Data excerpts:
******************************

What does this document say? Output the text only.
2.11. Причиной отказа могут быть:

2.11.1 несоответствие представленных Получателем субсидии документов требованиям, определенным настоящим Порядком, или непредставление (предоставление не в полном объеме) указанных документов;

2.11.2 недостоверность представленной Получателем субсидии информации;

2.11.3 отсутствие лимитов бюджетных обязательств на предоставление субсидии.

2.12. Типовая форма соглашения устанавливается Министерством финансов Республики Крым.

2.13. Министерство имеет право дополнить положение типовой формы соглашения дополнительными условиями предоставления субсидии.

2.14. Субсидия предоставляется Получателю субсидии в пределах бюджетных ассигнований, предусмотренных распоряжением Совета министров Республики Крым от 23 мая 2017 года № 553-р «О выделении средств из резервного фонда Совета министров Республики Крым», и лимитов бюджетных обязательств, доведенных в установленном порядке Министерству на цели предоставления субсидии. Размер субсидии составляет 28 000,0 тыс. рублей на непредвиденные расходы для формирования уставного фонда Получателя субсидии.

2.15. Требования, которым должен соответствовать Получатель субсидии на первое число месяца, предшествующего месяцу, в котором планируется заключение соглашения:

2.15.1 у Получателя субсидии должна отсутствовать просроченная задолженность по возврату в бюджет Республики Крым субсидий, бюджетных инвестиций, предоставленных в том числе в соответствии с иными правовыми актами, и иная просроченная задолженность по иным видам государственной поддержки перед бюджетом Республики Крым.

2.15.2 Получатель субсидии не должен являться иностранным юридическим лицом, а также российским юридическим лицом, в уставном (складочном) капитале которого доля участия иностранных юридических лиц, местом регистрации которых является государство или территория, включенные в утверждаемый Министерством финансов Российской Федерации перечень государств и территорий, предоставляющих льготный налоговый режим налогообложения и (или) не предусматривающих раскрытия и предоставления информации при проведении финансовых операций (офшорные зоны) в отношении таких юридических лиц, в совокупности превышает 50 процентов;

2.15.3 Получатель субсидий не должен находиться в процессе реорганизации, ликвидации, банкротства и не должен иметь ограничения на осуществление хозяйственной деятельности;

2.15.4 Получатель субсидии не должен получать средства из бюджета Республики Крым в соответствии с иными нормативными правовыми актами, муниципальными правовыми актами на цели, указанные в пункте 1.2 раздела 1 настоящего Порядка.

******************************

The request: Reproduce each entry from the records above, character for character.

Solution:
What does this document say? Output the text only.
2.11. Причиной отказа могут быть:

2.11.1 несоответствие представленных Получателем субсидии документов требованиям, определенным настоящим Порядком, или непредставление (предоставление не в полном объеме) указанных документов;

2.11.2 недостоверность представленной Получателем субсидии информации;

2.11.3 отсутствие лимитов бюджетных обязательств на предоставление субсидии.

2.12. Типовая форма соглашения устанавливается Министерством финансов Республики Крым.

2.13. Министерство имеет право дополнить положение типовой формы соглашения дополнительными условиями предоставления субсидии.

2.14. Субсидия предоставляется Получателю субсидии в пределах бюджетных ассигнований, предусмотренных распоряжением Совета министров Республики Крым от 23 мая 2017 года № 553-р «О выделении средств из резервного фонда Совета министров Республики Крым», и лимитов бюджетных обязательств, доведенных в установленном порядке Министерству на цели предоставления субсидии. Размер субсидии составляет 28 000,0 тыс. рублей на непредвиденные расходы для формирования уставного фонда Получателя субсидии.

2.15. Требования, которым должен соответствовать Получатель субсидии на первое число месяца, предшествующего месяцу, в котором планируется заключение соглашения:

2.15.1 у Получателя субсидии должна отсутствовать просроченная задолженность по возврату в бюджет Республики Крым субсидий, бюджетных инвестиций, предоставленных в том числе в соответствии с иными правовыми актами, и иная просроченная задолженность по иным видам государственной поддержки перед бюджетом Республики Крым.

2.15.2 Получатель субсидии не должен являться иностранным юридическим лицом, а также российским юридическим лицом, в уставном (складочном) капитале которого доля участия иностранных юридических лиц, местом регистрации которых является государство или территория, включенные в утверждаемый Министерством финансов Российской Федерации перечень государств и территорий, предоставляющих льготный налоговый режим налогообложения и (или) не предусматривающих раскрытия и предоставления информации при проведении финансовых операций (офшорные зоны) в отношении таких юридических лиц, в совокупности превышает 50 процентов;

2.15.3 Получатель субсидий не должен находиться в процессе реорганизации, ликвидации, банкротства и не должен иметь ограничения на осуществление хозяйственной деятельности;

2.15.4 Получатель субсидии не должен получать средства из бюджета Республики Крым в соответствии с иными нормативными правовыми актами, муниципальными правовыми актами на цели, указанные в пункте 1.2 раздела 1 настоящего Порядка.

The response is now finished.